Start of Supplied material
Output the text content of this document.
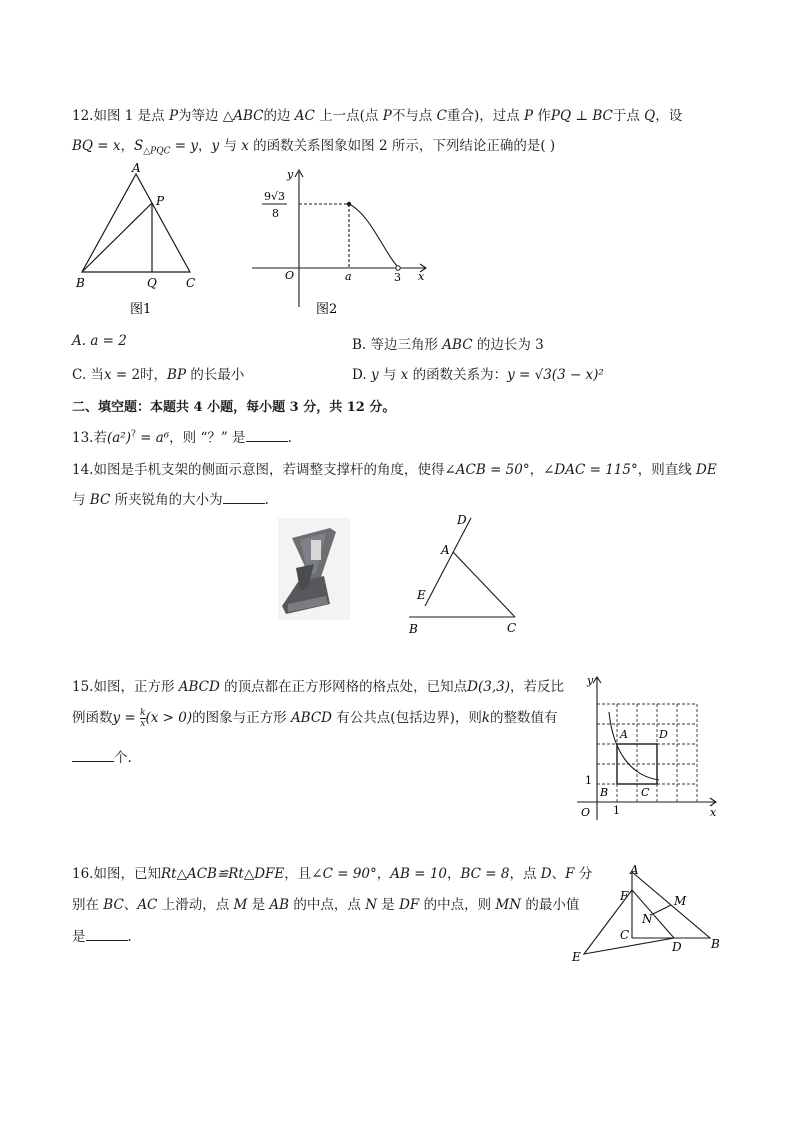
12.如图 1 是点 P为等边 △ABC的边 AC 上一点(点 P不与点 C重合)，过点 P 作PQ ⊥ BC于点 Q，设
BQ = x，$S_{\triangle PQC} = y$，y 与 x 的函数关系图象如图 2 所示，下列结论正确的是( )
A
P
B	Q C
图1
y
9√3
8
O	a	3 x
图2
A. a = 2	B. 等边三角形 ABC 的边长为 3
C. 当x = 2时，BP 的长最小	D. y 与 x 的函数关系为：y = √3(3 − x)²
二、填空题：本题共 4 小题，每小题 3 分，共 12 分。
13.若(a²)? = a⁶，则 “？” 是	.
14.如图是手机支架的侧面示意图，若调整支撑杆的角度，使得∠ACB = 50°，∠DAC = 115°，则直线 DE
与 BC 所夹锐角的大小为	.
D
A
E
B	C
15.如图，正方形 ABCD 的顶点都在正方形网格的格点处，已知点D(3,3)，若反比
例函数$y = \frac{k}{x} (x > 0)$的图象与正方形 ABCD 有公共点(包括边界)，则k的整数值有
个.
y
A	D
1
B	C
O 1	x
16.如图，已知Rt△ACB≌Rt△DFE，且∠C = 90°，AB = 10，BC = 8，点 D、F 分
别在 BC、AC 上滑动，点 M 是 AB 的中点，点 N 是 DF 的中点，则 MN 的最小值
是	.
A
F	M
N
C
D B
E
End of Supplied material
=== What is being asked ===
Leave the pictures out and copy the rest of the data exactly.

=== Result for this task ===
Output the text content of this document.
12.如图 1 是点 P为等边 △ABC的边 AC 上一点(点 P不与点 C重合)，过点 P 作PQ ⊥ BC于点 Q，设
BQ = x，$S_{\triangle PQC} = y$，y 与 x 的函数关系图象如图 2 所示，下列结论正确的是( )
A
P
B	Q C
图1
y
9√3
8
O	a	3 x
图2
A. a = 2	B. 等边三角形 ABC 的边长为 3
C. 当x = 2时，BP 的长最小	D. y 与 x 的函数关系为：y = √3(3 − x)²
二、填空题：本题共 4 小题，每小题 3 分，共 12 分。
13.若(a²)? = a⁶，则 “？” 是	.
14.如图是手机支架的侧面示意图，若调整支撑杆的角度，使得∠ACB = 50°，∠DAC = 115°，则直线 DE
与 BC 所夹锐角的大小为	.
D
A
E
B	C
15.如图，正方形 ABCD 的顶点都在正方形网格的格点处，已知点D(3,3)，若反比
例函数$y = \frac{k}{x} (x > 0)$的图象与正方形 ABCD 有公共点(包括边界)，则k的整数值有
个.
y
A	D
1
B	C
O 1	x
16.如图，已知Rt△ACB≌Rt△DFE，且∠C = 90°，AB = 10，BC = 8，点 D、F 分
别在 BC、AC 上滑动，点 M 是 AB 的中点，点 N 是 DF 的中点，则 MN 的最小值
是	.
A
F	M
N
C
D B
E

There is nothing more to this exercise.